MATERIAL FOR THIS TASK »
══════════════════════════════
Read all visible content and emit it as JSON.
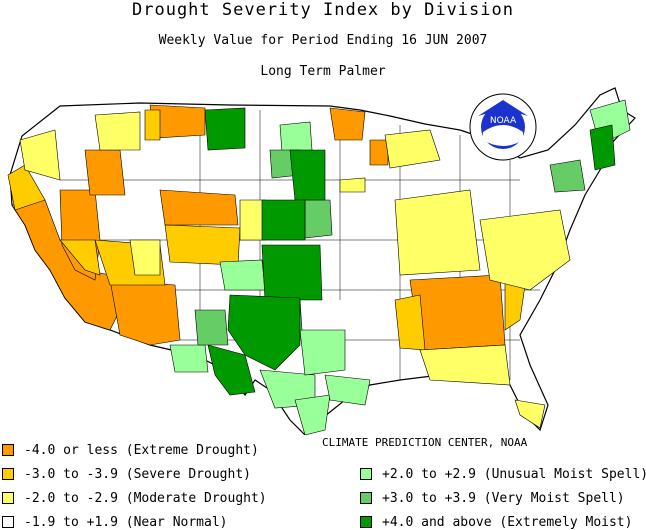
{
  "title": "Drought Severity Index by Division",
  "subtitle": "Weekly Value for Period Ending 16 JUN 2007",
  "index_name": "Long Term Palmer",
  "credit": "CLIMATE PREDICTION CENTER, NOAA",
  "logo": {
    "text": "NOAA",
    "icon": "noaa-logo-icon"
  },
  "colors": {
    "extreme_drought": "#ff9900",
    "severe_drought": "#ffcc00",
    "moderate_drought": "#ffff66",
    "near_normal": "#ffffff",
    "unusual_moist": "#99ff99",
    "very_moist": "#66cc66",
    "extremely_moist": "#009900"
  },
  "legend": [
    {
      "label": "-4.0 or less (Extreme Drought)",
      "color": "#ff9900"
    },
    {
      "label": "-3.0 to -3.9 (Severe Drought)",
      "color": "#ffcc00"
    },
    {
      "label": "-2.0 to -2.9 (Moderate Drought)",
      "color": "#ffff66"
    },
    {
      "label": "-1.9 to +1.9 (Near Normal)",
      "color": "#ffffff"
    },
    {
      "label": "+2.0 to +2.9 (Unusual Moist Spell)",
      "color": "#99ff99"
    },
    {
      "label": "+3.0 to +3.9 (Very Moist Spell)",
      "color": "#66cc66"
    },
    {
      "label": "+4.0 and above (Extremely Moist)",
      "color": "#009900"
    }
  ]
}
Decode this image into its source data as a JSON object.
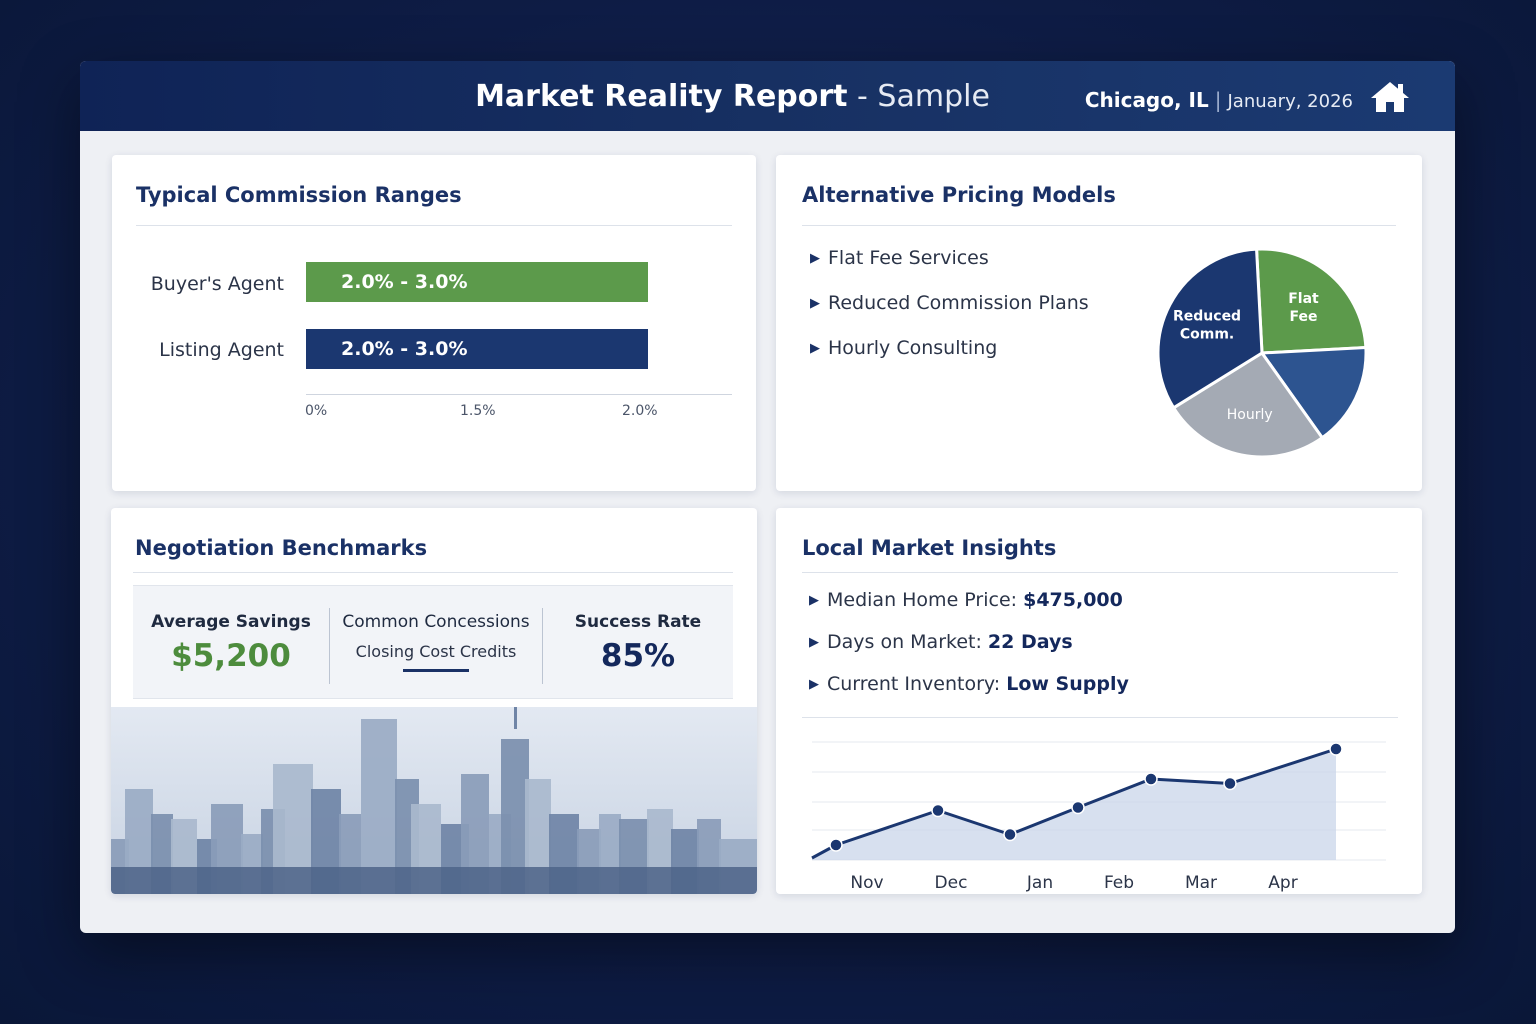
{
  "header": {
    "title_bold": "Market Reality Report",
    "title_rest": " - Sample",
    "city": "Chicago, IL",
    "separator": "|",
    "date": "January, 2026",
    "home_icon": "home-icon"
  },
  "commission": {
    "title": "Typical Commission Ranges",
    "rows": [
      {
        "label": "Buyer's Agent",
        "value": "2.0% - 3.0%",
        "color": "#5c9a4b"
      },
      {
        "label": "Listing Agent",
        "value": "2.0% - 3.0%",
        "color": "#1b3770"
      }
    ],
    "ticks": [
      "0%",
      "1.5%",
      "2.0%"
    ]
  },
  "pricing": {
    "title": "Alternative Pricing Models",
    "items": [
      "Flat Fee Services",
      "Reduced Commission Plans",
      "Hourly Consulting"
    ],
    "pie": {
      "slices": [
        {
          "label": "Flat Fee",
          "value": 25,
          "color": "#5c9a4b"
        },
        {
          "label": "",
          "value": 16,
          "color": "#2d5490"
        },
        {
          "label": "Hourly",
          "value": 26,
          "color": "#a4aab4"
        },
        {
          "label": "Reduced Comm.",
          "value": 33,
          "color": "#1b3770"
        }
      ]
    }
  },
  "negotiation": {
    "title": "Negotiation Benchmarks",
    "avg_label": "Average Savings",
    "avg_value": "$5,200",
    "concessions_label": "Common Concessions",
    "concessions_value": "Closing Cost Credits",
    "success_label": "Success Rate",
    "success_value": "85%",
    "green": "#4d8c3d",
    "navy": "#14285c"
  },
  "insights": {
    "title": "Local Market Insights",
    "items": [
      {
        "label": "Median Home Price: ",
        "value": "$475,000"
      },
      {
        "label": "Days on Market: ",
        "value": "22 Days"
      },
      {
        "label": "Current Inventory: ",
        "value": "Low Supply"
      }
    ]
  },
  "chart_data": {
    "type": "area",
    "categories": [
      "Nov",
      "Dec",
      "Jan",
      "Feb",
      "Mar",
      "Apr"
    ],
    "x": [
      "Nov",
      "Dec",
      "Jan",
      "Feb",
      "Mar",
      "Apr",
      ""
    ],
    "values": [
      1,
      3.3,
      1.7,
      3.5,
      5.4,
      5.1,
      7.4
    ],
    "ylim": [
      0,
      8
    ],
    "grid": true,
    "line_color": "#1b3770",
    "fill_color": "#c9d5ea"
  }
}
══════════════════════════════
From the listing, copy each line containing the word "Spell".

      "label": "+2.0 to +2.9 (Unusual Moist Spell)",
      "label": "+3.0 to +3.9 (Very Moist Spell)",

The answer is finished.